» **TASK DIRECTIONS**
Write out the material exactly, without any of its pictures.

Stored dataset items
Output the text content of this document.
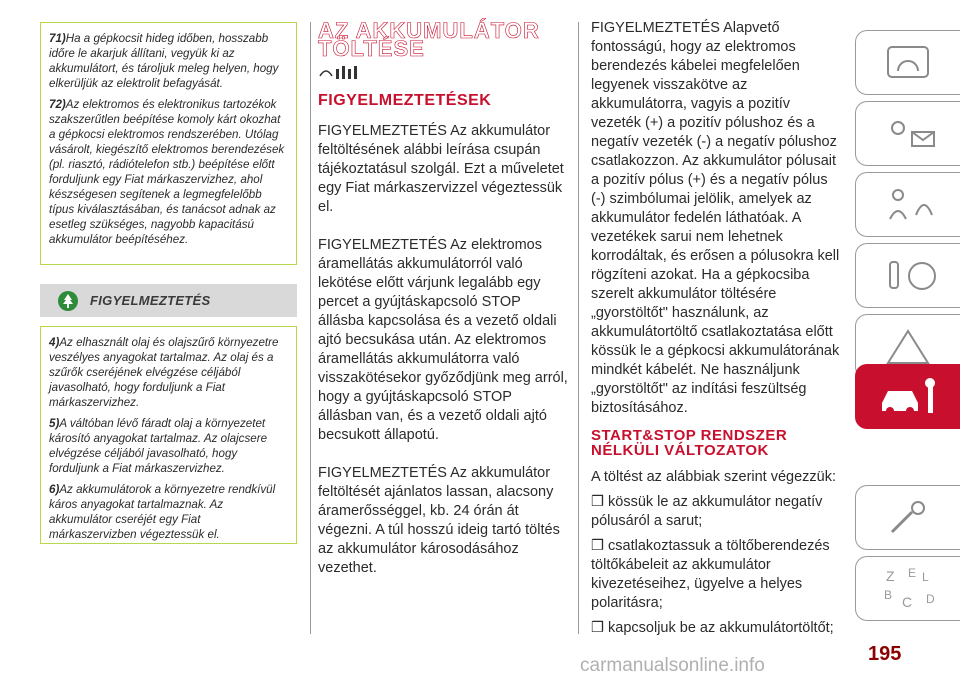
71)Ha a gépkocsit hideg időben, hosszabb időre le akarjuk állítani, vegyük ki az akkumulátort, és tároljuk meleg helyen, hogy elkerüljük az elektrolit befagyását.

72)Az elektromos és elektronikus tartozékok szakszerűtlen beépítése komoly kárt okozhat a gépkocsi elektromos rendszerében. Utólag vásárolt, kiegészítő elektromos berendezések (pl. riasztó, rádiótelefon stb.) beépítése előtt forduljunk egy Fiat márkaszervizhez, ahol készségesen segítenek a legmegfelelőbb típus kiválasztásában, és tanácsot adnak az esetleg szükséges, nagyobb kapacitású akkumulátor beépítéséhez.

FIGYELMEZTETÉS

4)Az elhasznált olaj és olajszűrő környezetre veszélyes anyagokat tartalmaz. Az olaj és a szűrők cseréjének elvégzése céljából javasolható, hogy forduljunk a Fiat márkaszervizhez.

5)A váltóban lévő fáradt olaj a környezetet károsító anyagokat tartalmaz. Az olajcsere elvégzése céljából javasolható, hogy forduljunk a Fiat márkaszervizhez.

6)Az akkumulátorok a környezetre rendkívül káros anyagokat tartalmaznak. Az akkumulátor cseréjét egy Fiat márkaszervizben végeztessük el.

AZ AKKUMULÁTOR
TÖLTÉSE
FIGYELMEZTETÉSEK

FIGYELMEZTETÉS Az akkumulátor feltöltésének alábbi leírása csupán tájékoztatásul szolgál. Ezt a műveletet egy Fiat márkaszervizzel végeztessük el.

FIGYELMEZTETÉS Az elektromos áramellátás akkumulátorról való lekötése előtt várjunk legalább egy percet a gyújtáskapcsoló STOP állásba kapcsolása és a vezető oldali ajtó becsukása után. Az elektromos áramellátás akkumulátorra való visszakötésekor győződjünk meg arról, hogy a gyújtáskapcsoló STOP állásban van, és a vezető oldali ajtó becsukott állapotú.

FIGYELMEZTETÉS Az akkumulátor feltöltését ajánlatos lassan, alacsony áramerősséggel, kb. 24 órán át végezni. A túl hosszú ideig tartó töltés az akkumulátor károsodásához vezethet.

FIGYELMEZTETÉS Alapvető fontosságú, hogy az elektromos berendezés kábelei megfelelően legyenek visszakötve az akkumulátorra, vagyis a pozitív vezeték (+) a pozitív pólushoz és a negatív vezeték (-) a negatív pólushoz csatlakozzon. Az akkumulátor pólusait a pozitív pólus (+) és a negatív pólus (-) szimbólumai jelölik, amelyek az akkumulátor fedelén láthatóak. A vezetékek sarui nem lehetnek korrodáltak, és erősen a pólusokra kell rögzíteni azokat. Ha a gépkocsiba szerelt akkumulátor töltésére „gyorstöltőt" használunk, az akkumulátortöltő csatlakoztatása előtt kössük le a gépkocsi akkumulátorának mindkét kábelét. Ne használjunk „gyorstöltőt" az indítási feszültség biztosításához.

START&STOP RENDSZER
NÉLKÜLI VÁLTOZATOK

A töltést az alábbiak szerint végezzük:

❒ kössük le az akkumulátor negatív pólusáról a sarut;

❒ csatlakoztassuk a töltőberendezés töltőkábeleit az akkumulátor kivezetéseihez, ügyelve a helyes polaritásra;

❒ kapcsoljuk be az akkumulátortöltőt;

Z E L
B C D
195
carmanualsonline.info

» **EXERCISE ANSWER**
Output the text content of this document.
71)Ha a gépkocsit hideg időben, hosszabb időre le akarjuk állítani, vegyük ki az akkumulátort, és tároljuk meleg helyen, hogy elkerüljük az elektrolit befagyását.

72)Az elektromos és elektronikus tartozékok szakszerűtlen beépítése komoly kárt okozhat a gépkocsi elektromos rendszerében. Utólag vásárolt, kiegészítő elektromos berendezések (pl. riasztó, rádiótelefon stb.) beépítése előtt forduljunk egy Fiat márkaszervizhez, ahol készségesen segítenek a legmegfelelőbb típus kiválasztásában, és tanácsot adnak az esetleg szükséges, nagyobb kapacitású akkumulátor beépítéséhez.

FIGYELMEZTETÉS

4)Az elhasznált olaj és olajszűrő környezetre veszélyes anyagokat tartalmaz. Az olaj és a szűrők cseréjének elvégzése céljából javasolható, hogy forduljunk a Fiat márkaszervizhez.

5)A váltóban lévő fáradt olaj a környezetet károsító anyagokat tartalmaz. Az olajcsere elvégzése céljából javasolható, hogy forduljunk a Fiat márkaszervizhez.

6)Az akkumulátorok a környezetre rendkívül káros anyagokat tartalmaznak. Az akkumulátor cseréjét egy Fiat márkaszervizben végeztessük el.

AZ AKKUMULÁTOR
TÖLTÉSE
FIGYELMEZTETÉSEK

FIGYELMEZTETÉS Az akkumulátor feltöltésének alábbi leírása csupán tájékoztatásul szolgál. Ezt a műveletet egy Fiat márkaszervizzel végeztessük el.

FIGYELMEZTETÉS Az elektromos áramellátás akkumulátorról való lekötése előtt várjunk legalább egy percet a gyújtáskapcsoló STOP állásba kapcsolása és a vezető oldali ajtó becsukása után. Az elektromos áramellátás akkumulátorra való visszakötésekor győződjünk meg arról, hogy a gyújtáskapcsoló STOP állásban van, és a vezető oldali ajtó becsukott állapotú.

FIGYELMEZTETÉS Az akkumulátor feltöltését ajánlatos lassan, alacsony áramerősséggel, kb. 24 órán át végezni. A túl hosszú ideig tartó töltés az akkumulátor károsodásához vezethet.

FIGYELMEZTETÉS Alapvető fontosságú, hogy az elektromos berendezés kábelei megfelelően legyenek visszakötve az akkumulátorra, vagyis a pozitív vezeték (+) a pozitív pólushoz és a negatív vezeték (-) a negatív pólushoz csatlakozzon. Az akkumulátor pólusait a pozitív pólus (+) és a negatív pólus (-) szimbólumai jelölik, amelyek az akkumulátor fedelén láthatóak. A vezetékek sarui nem lehetnek korrodáltak, és erősen a pólusokra kell rögzíteni azokat. Ha a gépkocsiba szerelt akkumulátor töltésére „gyorstöltőt" használunk, az akkumulátortöltő csatlakoztatása előtt kössük le a gépkocsi akkumulátorának mindkét kábelét. Ne használjunk „gyorstöltőt" az indítási feszültség biztosításához.

START&STOP RENDSZER
NÉLKÜLI VÁLTOZATOK

A töltést az alábbiak szerint végezzük:

❒ kössük le az akkumulátor negatív pólusáról a sarut;

❒ csatlakoztassuk a töltőberendezés töltőkábeleit az akkumulátor kivezetéseihez, ügyelve a helyes polaritásra;

❒ kapcsoljuk be az akkumulátortöltőt;

Z E L
B C D
195
carmanualsonline.info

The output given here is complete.